● Stated task
Find the lines with the string "Electrical" and return them.

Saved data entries
***
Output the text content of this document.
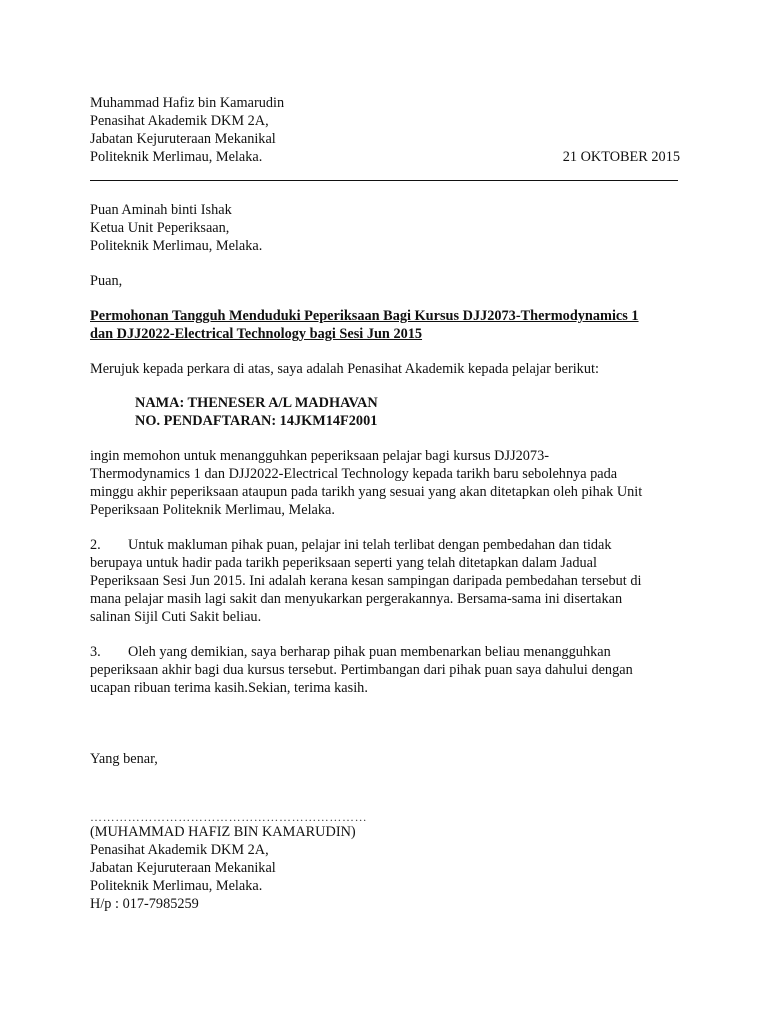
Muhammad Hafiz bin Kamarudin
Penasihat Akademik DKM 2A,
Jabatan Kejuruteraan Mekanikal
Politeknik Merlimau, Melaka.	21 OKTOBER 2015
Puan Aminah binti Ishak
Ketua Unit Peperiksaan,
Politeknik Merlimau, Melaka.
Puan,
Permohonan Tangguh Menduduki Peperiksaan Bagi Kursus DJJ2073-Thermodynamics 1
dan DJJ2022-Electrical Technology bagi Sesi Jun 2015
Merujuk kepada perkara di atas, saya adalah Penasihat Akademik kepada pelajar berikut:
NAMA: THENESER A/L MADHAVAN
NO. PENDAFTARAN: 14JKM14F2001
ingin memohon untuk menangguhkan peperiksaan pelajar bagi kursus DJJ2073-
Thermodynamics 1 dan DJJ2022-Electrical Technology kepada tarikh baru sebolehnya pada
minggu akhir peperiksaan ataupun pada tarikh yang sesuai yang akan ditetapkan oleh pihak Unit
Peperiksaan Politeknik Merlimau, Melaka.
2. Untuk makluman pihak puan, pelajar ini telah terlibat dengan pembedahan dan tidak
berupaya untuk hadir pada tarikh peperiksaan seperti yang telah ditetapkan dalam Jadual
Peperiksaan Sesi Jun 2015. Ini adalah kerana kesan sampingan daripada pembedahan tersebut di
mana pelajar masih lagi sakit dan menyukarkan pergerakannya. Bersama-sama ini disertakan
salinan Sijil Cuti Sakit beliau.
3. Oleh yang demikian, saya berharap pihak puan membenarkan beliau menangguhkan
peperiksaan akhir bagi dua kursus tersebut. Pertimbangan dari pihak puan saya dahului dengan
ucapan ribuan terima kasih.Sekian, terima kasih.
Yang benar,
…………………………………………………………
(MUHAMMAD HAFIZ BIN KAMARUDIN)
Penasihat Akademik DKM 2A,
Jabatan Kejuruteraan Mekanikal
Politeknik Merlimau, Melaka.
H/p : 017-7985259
***
● Exercise answer
dan DJJ2022-Electrical Technology bagi Sesi Jun 2015
Thermodynamics 1 dan DJJ2022-Electrical Technology kepada tarikh baru sebolehnya pada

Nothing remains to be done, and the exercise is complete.